**WORK REQUEST**
Every line of the data should be written out exactly, with the pictures left out.

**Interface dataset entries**
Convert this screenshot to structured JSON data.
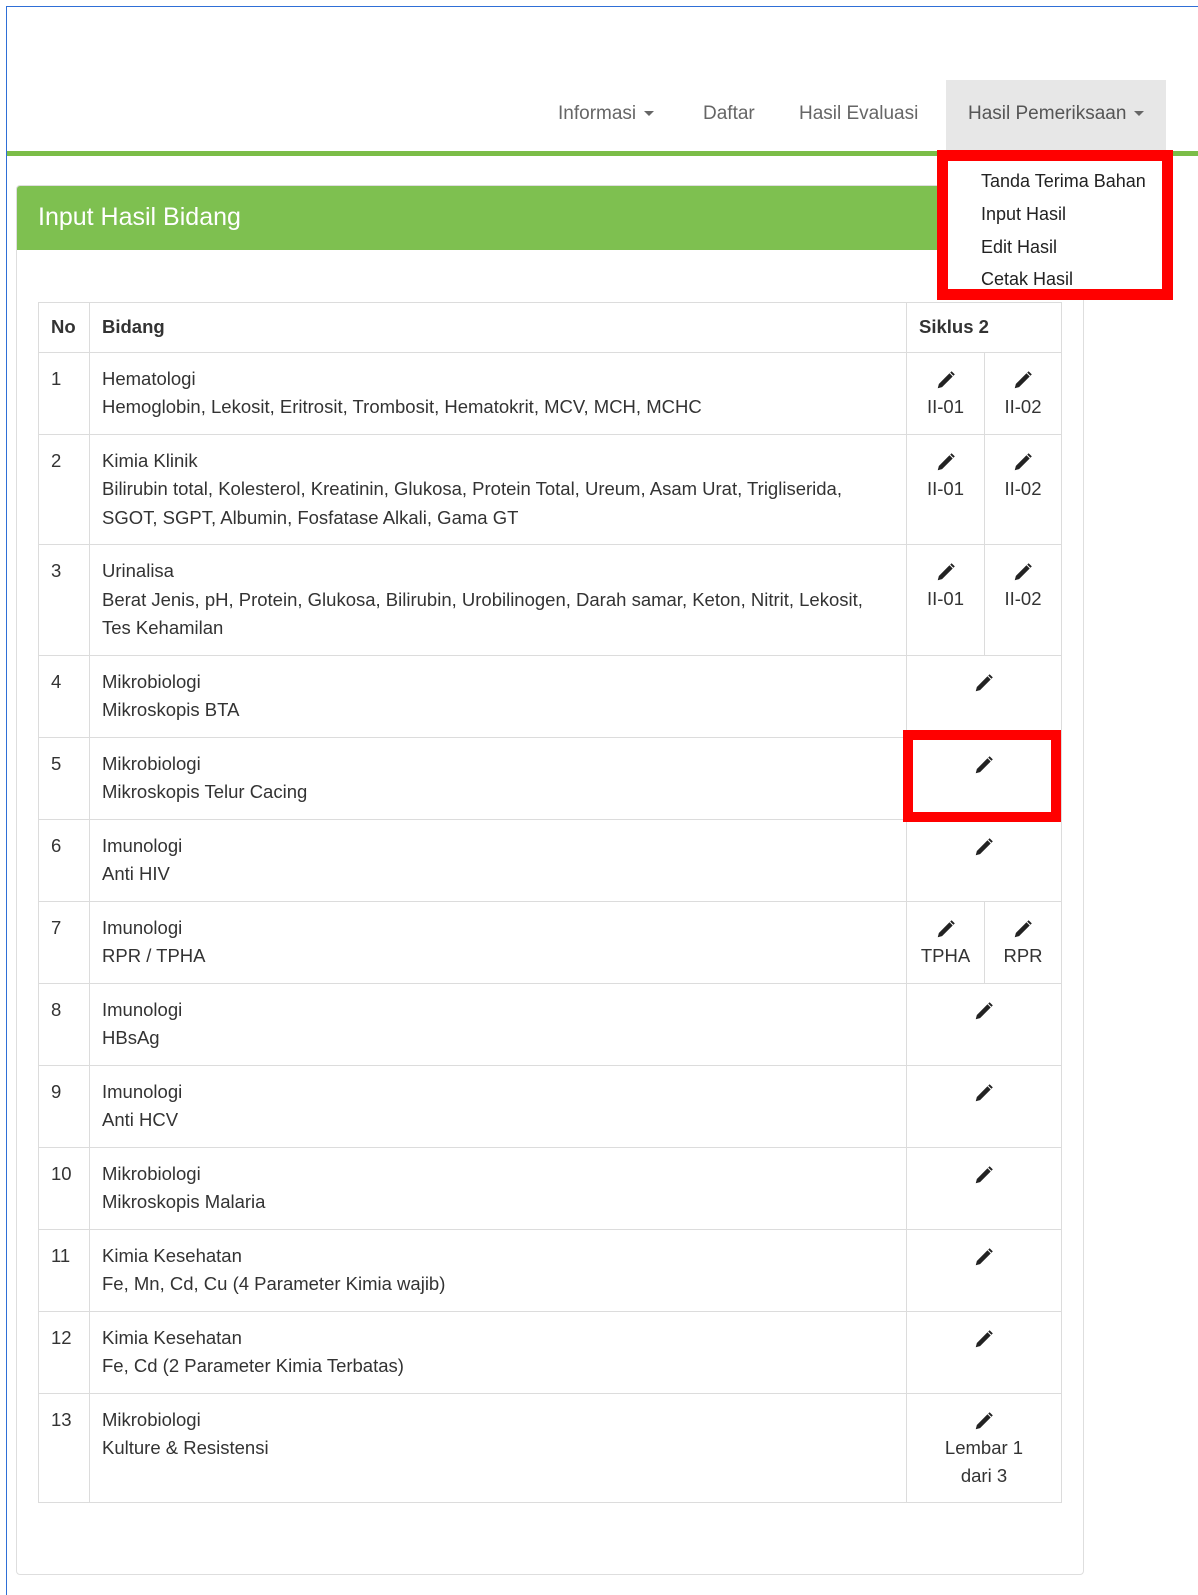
{
  "nav": {
    "items": [
      {
        "label": "Informasi",
        "has_caret": true
      },
      {
        "label": "Daftar",
        "has_caret": false
      },
      {
        "label": "Hasil Evaluasi",
        "has_caret": false
      },
      {
        "label": "Hasil Pemeriksaan",
        "has_caret": true,
        "active": true
      }
    ],
    "dropdown": [
      "Tanda Terima Bahan",
      "Input Hasil",
      "Edit Hasil",
      "Cetak Hasil"
    ]
  },
  "panel": {
    "title": "Input Hasil Bidang"
  },
  "table": {
    "headers": {
      "no": "No",
      "bidang": "Bidang",
      "siklus": "Siklus 2"
    },
    "rows": [
      {
        "no": "1",
        "name": "Hematologi",
        "params": "Hemoglobin, Lekosit, Eritrosit, Trombosit, Hematokrit, MCV, MCH, MCHC",
        "actions": [
          "II-01",
          "II-02"
        ]
      },
      {
        "no": "2",
        "name": "Kimia Klinik",
        "params": "Bilirubin total, Kolesterol, Kreatinin, Glukosa, Protein Total, Ureum, Asam Urat, Trigliserida, SGOT, SGPT, Albumin, Fosfatase Alkali, Gama GT",
        "actions": [
          "II-01",
          "II-02"
        ]
      },
      {
        "no": "3",
        "name": "Urinalisa",
        "params": "Berat Jenis, pH, Protein, Glukosa, Bilirubin, Urobilinogen, Darah samar, Keton, Nitrit, Lekosit, Tes Kehamilan",
        "actions": [
          "II-01",
          "II-02"
        ]
      },
      {
        "no": "4",
        "name": "Mikrobiologi",
        "params": "Mikroskopis BTA",
        "actions": []
      },
      {
        "no": "5",
        "name": "Mikrobiologi",
        "params": "Mikroskopis Telur Cacing",
        "actions": []
      },
      {
        "no": "6",
        "name": "Imunologi",
        "params": "Anti HIV",
        "actions": []
      },
      {
        "no": "7",
        "name": "Imunologi",
        "params": "RPR / TPHA",
        "actions": [
          "TPHA",
          "RPR"
        ]
      },
      {
        "no": "8",
        "name": "Imunologi",
        "params": "HBsAg",
        "actions": []
      },
      {
        "no": "9",
        "name": "Imunologi",
        "params": "Anti HCV",
        "actions": []
      },
      {
        "no": "10",
        "name": "Mikrobiologi",
        "params": "Mikroskopis Malaria",
        "actions": []
      },
      {
        "no": "11",
        "name": "Kimia Kesehatan",
        "params": "Fe, Mn, Cd, Cu (4 Parameter Kimia wajib)",
        "actions": []
      },
      {
        "no": "12",
        "name": "Kimia Kesehatan",
        "params": "Fe, Cd (2 Parameter Kimia Terbatas)",
        "actions": []
      },
      {
        "no": "13",
        "name": "Mikrobiologi",
        "params": "Kulture & Resistensi",
        "actions": [],
        "single_label": "Lembar 1 dari 3"
      }
    ]
  },
  "colors": {
    "accent_green": "#7ec050",
    "highlight_red": "#ff0000",
    "frame_blue": "#2f6fd6"
  },
  "icons": {
    "edit": "pencil-icon",
    "dropdown": "caret-down-icon"
  }
}
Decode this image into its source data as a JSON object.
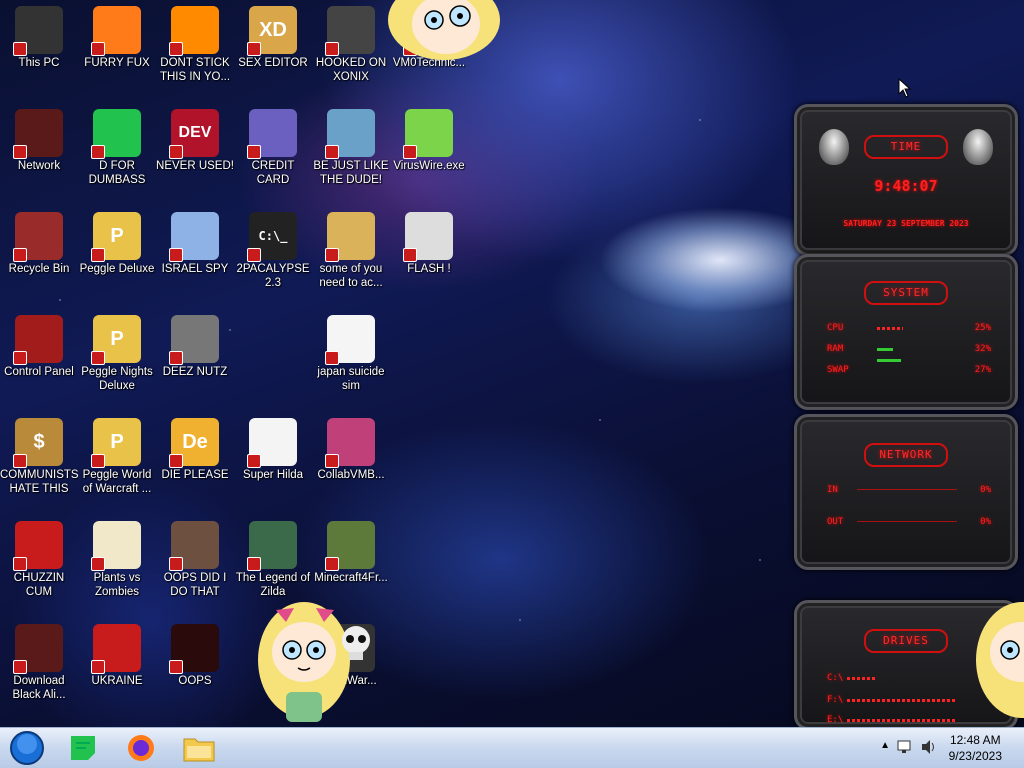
{
  "desktop": {
    "icons": [
      {
        "label": "This PC"
      },
      {
        "label": "FURRY FUX"
      },
      {
        "label": "DONT STICK THIS IN YO..."
      },
      {
        "label": "SEX EDITOR"
      },
      {
        "label": "HOOKED ON XONIX"
      },
      {
        "label": "VM0Technic..."
      },
      {
        "label": "Network"
      },
      {
        "label": "D FOR DUMBASS"
      },
      {
        "label": "NEVER USED!"
      },
      {
        "label": "CREDIT CARD CHECKER"
      },
      {
        "label": "BE JUST LIKE THE DUDE!"
      },
      {
        "label": "VirusWire.exe"
      },
      {
        "label": "Recycle Bin"
      },
      {
        "label": "Peggle Deluxe"
      },
      {
        "label": "ISRAEL SPY"
      },
      {
        "label": "2PACALYPSE 2.3"
      },
      {
        "label": "some of you need to ac..."
      },
      {
        "label": "FLASH !"
      },
      {
        "label": "Control Panel"
      },
      {
        "label": "Peggle Nights Deluxe"
      },
      {
        "label": "DEEZ NUTZ"
      },
      {
        "label": "japan suicide sim"
      },
      {
        "label": "COMMUNISTS HATE THIS G..."
      },
      {
        "label": "Peggle World of Warcraft ..."
      },
      {
        "label": "DIE PLEASE"
      },
      {
        "label": "Super Hilda"
      },
      {
        "label": "CollabVMB..."
      },
      {
        "label": "CHUZZIN CUM"
      },
      {
        "label": "Plants vs Zombies"
      },
      {
        "label": "OOPS DID I DO THAT"
      },
      {
        "label": "The Legend of Zilda"
      },
      {
        "label": "Minecraft4Fr..."
      },
      {
        "label": "Download Black Ali..."
      },
      {
        "label": "UKRAINE"
      },
      {
        "label": "OOPS"
      },
      {
        "label": "somWar..."
      }
    ],
    "icon_glyphs": {
      "dev": "DEV",
      "de": "De",
      "cmd": "C:\\_",
      "p": "P",
      "xd": "XD",
      "money": "$"
    }
  },
  "widgets": {
    "time": {
      "title": "TIME",
      "clock": "9:48:07",
      "date": "SATURDAY 23 SEPTEMBER 2023"
    },
    "system": {
      "title": "SYSTEM",
      "rows": [
        {
          "label": "CPU",
          "value": "25%"
        },
        {
          "label": "RAM",
          "value": "32%"
        },
        {
          "label": "SWAP",
          "value": "27%"
        }
      ]
    },
    "network": {
      "title": "NETWORK",
      "rows": [
        {
          "label": "IN",
          "value": "0%"
        },
        {
          "label": "OUT",
          "value": "0%"
        }
      ]
    },
    "drives": {
      "title": "DRIVES",
      "rows": [
        {
          "label": "C:\\"
        },
        {
          "label": "F:\\"
        },
        {
          "label": "E:\\"
        }
      ]
    }
  },
  "taskbar": {
    "time": "12:48 AM",
    "date": "9/23/2023"
  },
  "colors": {
    "widget_red": "#ff2020",
    "taskbar": "#c9d8ee"
  }
}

**EXPECTED ANSWER**
Convert this screenshot to structured JSON data.
{
  "nav": {
    "items": [
      {
        "label": "Informasi",
        "has_caret": true
      },
      {
        "label": "Daftar",
        "has_caret": false
      },
      {
        "label": "Hasil Evaluasi",
        "has_caret": false
      },
      {
        "label": "Hasil Pemeriksaan",
        "has_caret": true,
        "active": true
      }
    ],
    "dropdown": [
      "Tanda Terima Bahan",
      "Input Hasil",
      "Edit Hasil",
      "Cetak Hasil"
    ]
  },
  "panel": {
    "title": "Input Hasil Bidang"
  },
  "table": {
    "headers": {
      "no": "No",
      "bidang": "Bidang",
      "siklus": "Siklus 2"
    },
    "rows": [
      {
        "no": "1",
        "name": "Hematologi",
        "params": "Hemoglobin, Lekosit, Eritrosit, Trombosit, Hematokrit, MCV, MCH, MCHC",
        "actions": [
          "II-01",
          "II-02"
        ]
      },
      {
        "no": "2",
        "name": "Kimia Klinik",
        "params": "Bilirubin total, Kolesterol, Kreatinin, Glukosa, Protein Total, Ureum, Asam Urat, Trigliserida, SGOT, SGPT, Albumin, Fosfatase Alkali, Gama GT",
        "actions": [
          "II-01",
          "II-02"
        ]
      },
      {
        "no": "3",
        "name": "Urinalisa",
        "params": "Berat Jenis, pH, Protein, Glukosa, Bilirubin, Urobilinogen, Darah samar, Keton, Nitrit, Lekosit, Tes Kehamilan",
        "actions": [
          "II-01",
          "II-02"
        ]
      },
      {
        "no": "4",
        "name": "Mikrobiologi",
        "params": "Mikroskopis BTA",
        "actions": []
      },
      {
        "no": "5",
        "name": "Mikrobiologi",
        "params": "Mikroskopis Telur Cacing",
        "actions": []
      },
      {
        "no": "6",
        "name": "Imunologi",
        "params": "Anti HIV",
        "actions": []
      },
      {
        "no": "7",
        "name": "Imunologi",
        "params": "RPR / TPHA",
        "actions": [
          "TPHA",
          "RPR"
        ]
      },
      {
        "no": "8",
        "name": "Imunologi",
        "params": "HBsAg",
        "actions": []
      },
      {
        "no": "9",
        "name": "Imunologi",
        "params": "Anti HCV",
        "actions": []
      },
      {
        "no": "10",
        "name": "Mikrobiologi",
        "params": "Mikroskopis Malaria",
        "actions": []
      },
      {
        "no": "11",
        "name": "Kimia Kesehatan",
        "params": "Fe, Mn, Cd, Cu (4 Parameter Kimia wajib)",
        "actions": []
      },
      {
        "no": "12",
        "name": "Kimia Kesehatan",
        "params": "Fe, Cd (2 Parameter Kimia Terbatas)",
        "actions": []
      },
      {
        "no": "13",
        "name": "Mikrobiologi",
        "params": "Kulture & Resistensi",
        "actions": [],
        "single_label": "Lembar 1 dari 3"
      }
    ]
  },
  "colors": {
    "accent_green": "#7ec050",
    "highlight_red": "#ff0000",
    "frame_blue": "#2f6fd6"
  },
  "icons": {
    "edit": "pencil-icon",
    "dropdown": "caret-down-icon"
  }
}
Decode this image into its source data as a JSON object.
{
  "desktop": {
    "icons": [
      {
        "label": "This PC"
      },
      {
        "label": "FURRY FUX"
      },
      {
        "label": "DONT STICK THIS IN YO..."
      },
      {
        "label": "SEX EDITOR"
      },
      {
        "label": "HOOKED ON XONIX"
      },
      {
        "label": "VM0Technic..."
      },
      {
        "label": "Network"
      },
      {
        "label": "D FOR DUMBASS"
      },
      {
        "label": "NEVER USED!"
      },
      {
        "label": "CREDIT CARD CHECKER"
      },
      {
        "label": "BE JUST LIKE THE DUDE!"
      },
      {
        "label": "VirusWire.exe"
      },
      {
        "label": "Recycle Bin"
      },
      {
        "label": "Peggle Deluxe"
      },
      {
        "label": "ISRAEL SPY"
      },
      {
        "label": "2PACALYPSE 2.3"
      },
      {
        "label": "some of you need to ac..."
      },
      {
        "label": "FLASH !"
      },
      {
        "label": "Control Panel"
      },
      {
        "label": "Peggle Nights Deluxe"
      },
      {
        "label": "DEEZ NUTZ"
      },
      {
        "label": "japan suicide sim"
      },
      {
        "label": "COMMUNISTS HATE THIS G..."
      },
      {
        "label": "Peggle World of Warcraft ..."
      },
      {
        "label": "DIE PLEASE"
      },
      {
        "label": "Super Hilda"
      },
      {
        "label": "CollabVMB..."
      },
      {
        "label": "CHUZZIN CUM"
      },
      {
        "label": "Plants vs Zombies"
      },
      {
        "label": "OOPS DID I DO THAT"
      },
      {
        "label": "The Legend of Zilda"
      },
      {
        "label": "Minecraft4Fr..."
      },
      {
        "label": "Download Black Ali..."
      },
      {
        "label": "UKRAINE"
      },
      {
        "label": "OOPS"
      },
      {
        "label": "somWar..."
      }
    ],
    "icon_glyphs": {
      "dev": "DEV",
      "de": "De",
      "cmd": "C:\\_",
      "p": "P",
      "xd": "XD",
      "money": "$"
    }
  },
  "widgets": {
    "time": {
      "title": "TIME",
      "clock": "9:48:07",
      "date": "SATURDAY 23 SEPTEMBER 2023"
    },
    "system": {
      "title": "SYSTEM",
      "rows": [
        {
          "label": "CPU",
          "value": "25%"
        },
        {
          "label": "RAM",
          "value": "32%"
        },
        {
          "label": "SWAP",
          "value": "27%"
        }
      ]
    },
    "network": {
      "title": "NETWORK",
      "rows": [
        {
          "label": "IN",
          "value": "0%"
        },
        {
          "label": "OUT",
          "value": "0%"
        }
      ]
    },
    "drives": {
      "title": "DRIVES",
      "rows": [
        {
          "label": "C:\\"
        },
        {
          "label": "F:\\"
        },
        {
          "label": "E:\\"
        }
      ]
    }
  },
  "taskbar": {
    "time": "12:48 AM",
    "date": "9/23/2023"
  },
  "colors": {
    "widget_red": "#ff2020",
    "taskbar": "#c9d8ee"
  }
}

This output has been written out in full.